Labeled box records
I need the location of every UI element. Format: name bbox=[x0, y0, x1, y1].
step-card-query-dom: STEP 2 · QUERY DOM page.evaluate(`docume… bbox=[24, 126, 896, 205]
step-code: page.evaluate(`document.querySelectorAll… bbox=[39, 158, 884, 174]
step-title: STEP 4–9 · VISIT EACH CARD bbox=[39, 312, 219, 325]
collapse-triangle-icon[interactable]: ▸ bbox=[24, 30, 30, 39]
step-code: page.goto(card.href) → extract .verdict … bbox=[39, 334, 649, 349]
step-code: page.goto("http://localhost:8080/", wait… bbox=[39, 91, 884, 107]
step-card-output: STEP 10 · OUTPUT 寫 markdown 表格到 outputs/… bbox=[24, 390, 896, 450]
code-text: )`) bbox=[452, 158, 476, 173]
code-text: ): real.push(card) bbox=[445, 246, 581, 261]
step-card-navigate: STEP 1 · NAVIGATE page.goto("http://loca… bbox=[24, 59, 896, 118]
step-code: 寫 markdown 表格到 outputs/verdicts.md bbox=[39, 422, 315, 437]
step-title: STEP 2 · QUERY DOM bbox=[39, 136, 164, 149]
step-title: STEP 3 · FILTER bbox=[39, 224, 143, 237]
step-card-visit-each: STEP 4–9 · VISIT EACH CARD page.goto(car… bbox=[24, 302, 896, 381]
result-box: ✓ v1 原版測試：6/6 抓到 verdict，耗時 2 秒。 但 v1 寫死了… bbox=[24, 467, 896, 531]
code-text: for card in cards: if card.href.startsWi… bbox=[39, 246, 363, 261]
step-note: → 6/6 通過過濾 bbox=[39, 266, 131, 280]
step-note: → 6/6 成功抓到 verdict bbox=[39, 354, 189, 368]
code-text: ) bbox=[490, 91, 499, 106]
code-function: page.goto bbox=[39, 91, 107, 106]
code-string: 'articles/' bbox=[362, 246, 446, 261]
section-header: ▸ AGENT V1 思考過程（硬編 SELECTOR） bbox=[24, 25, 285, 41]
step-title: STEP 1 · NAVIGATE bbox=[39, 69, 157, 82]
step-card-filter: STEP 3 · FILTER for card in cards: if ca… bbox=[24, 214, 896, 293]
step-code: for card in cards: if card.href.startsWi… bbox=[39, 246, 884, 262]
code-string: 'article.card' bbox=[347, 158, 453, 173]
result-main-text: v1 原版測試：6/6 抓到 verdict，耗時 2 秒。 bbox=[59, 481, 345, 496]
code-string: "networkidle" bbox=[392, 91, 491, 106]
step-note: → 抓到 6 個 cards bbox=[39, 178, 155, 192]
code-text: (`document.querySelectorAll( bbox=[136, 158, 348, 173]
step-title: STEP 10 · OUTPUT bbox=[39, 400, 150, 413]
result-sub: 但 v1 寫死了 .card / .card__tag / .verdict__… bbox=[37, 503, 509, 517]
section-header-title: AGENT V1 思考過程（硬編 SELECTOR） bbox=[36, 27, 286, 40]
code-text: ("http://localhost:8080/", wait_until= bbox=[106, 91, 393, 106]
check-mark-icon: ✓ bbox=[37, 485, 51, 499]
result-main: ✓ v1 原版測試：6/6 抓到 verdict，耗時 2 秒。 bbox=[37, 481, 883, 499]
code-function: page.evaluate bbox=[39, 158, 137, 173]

▸ **Aim**: Rename every "step-title" in the data above to "step-heading", and reproduce all other lines and text without change.

▸ **Problem solution**:
I need the location of every UI element. Format: name bbox=[x0, y0, x1, y1].
step-card-query-dom: STEP 2 · QUERY DOM page.evaluate(`docume… bbox=[24, 126, 896, 205]
step-code: page.evaluate(`document.querySelectorAll… bbox=[39, 158, 884, 174]
step-heading: STEP 4–9 · VISIT EACH CARD bbox=[39, 312, 219, 325]
collapse-triangle-icon[interactable]: ▸ bbox=[24, 30, 30, 39]
step-code: page.goto(card.href) → extract .verdict … bbox=[39, 334, 649, 349]
step-code: page.goto("http://localhost:8080/", wait… bbox=[39, 91, 884, 107]
step-card-output: STEP 10 · OUTPUT 寫 markdown 表格到 outputs/… bbox=[24, 390, 896, 450]
code-text: )`) bbox=[452, 158, 476, 173]
code-text: ): real.push(card) bbox=[445, 246, 581, 261]
step-card-navigate: STEP 1 · NAVIGATE page.goto("http://loca… bbox=[24, 59, 896, 118]
step-code: 寫 markdown 表格到 outputs/verdicts.md bbox=[39, 422, 315, 437]
step-heading: STEP 2 · QUERY DOM bbox=[39, 136, 164, 149]
step-heading: STEP 3 · FILTER bbox=[39, 224, 143, 237]
step-card-visit-each: STEP 4–9 · VISIT EACH CARD page.goto(car… bbox=[24, 302, 896, 381]
result-box: ✓ v1 原版測試：6/6 抓到 verdict，耗時 2 秒。 但 v1 寫死了… bbox=[24, 467, 896, 531]
code-text: for card in cards: if card.href.startsWi… bbox=[39, 246, 363, 261]
step-note: → 6/6 通過過濾 bbox=[39, 266, 131, 280]
step-note: → 6/6 成功抓到 verdict bbox=[39, 354, 189, 368]
code-text: ) bbox=[490, 91, 499, 106]
code-function: page.goto bbox=[39, 91, 107, 106]
code-string: 'articles/' bbox=[362, 246, 446, 261]
section-header: ▸ AGENT V1 思考過程（硬編 SELECTOR） bbox=[24, 25, 285, 41]
step-heading: STEP 1 · NAVIGATE bbox=[39, 69, 157, 82]
step-card-filter: STEP 3 · FILTER for card in cards: if ca… bbox=[24, 214, 896, 293]
step-code: for card in cards: if card.href.startsWi… bbox=[39, 246, 884, 262]
code-string: 'article.card' bbox=[347, 158, 453, 173]
result-main-text: v1 原版測試：6/6 抓到 verdict，耗時 2 秒。 bbox=[59, 481, 345, 496]
code-string: "networkidle" bbox=[392, 91, 491, 106]
step-note: → 抓到 6 個 cards bbox=[39, 178, 155, 192]
code-text: (`document.querySelectorAll( bbox=[136, 158, 348, 173]
step-heading: STEP 10 · OUTPUT bbox=[39, 400, 150, 413]
result-sub: 但 v1 寫死了 .card / .card__tag / .verdict__… bbox=[37, 503, 509, 517]
section-header-title: AGENT V1 思考過程（硬編 SELECTOR） bbox=[36, 27, 286, 40]
code-text: ("http://localhost:8080/", wait_until= bbox=[106, 91, 393, 106]
check-mark-icon: ✓ bbox=[37, 485, 51, 499]
result-main: ✓ v1 原版測試：6/6 抓到 verdict，耗時 2 秒。 bbox=[37, 481, 883, 499]
code-function: page.evaluate bbox=[39, 158, 137, 173]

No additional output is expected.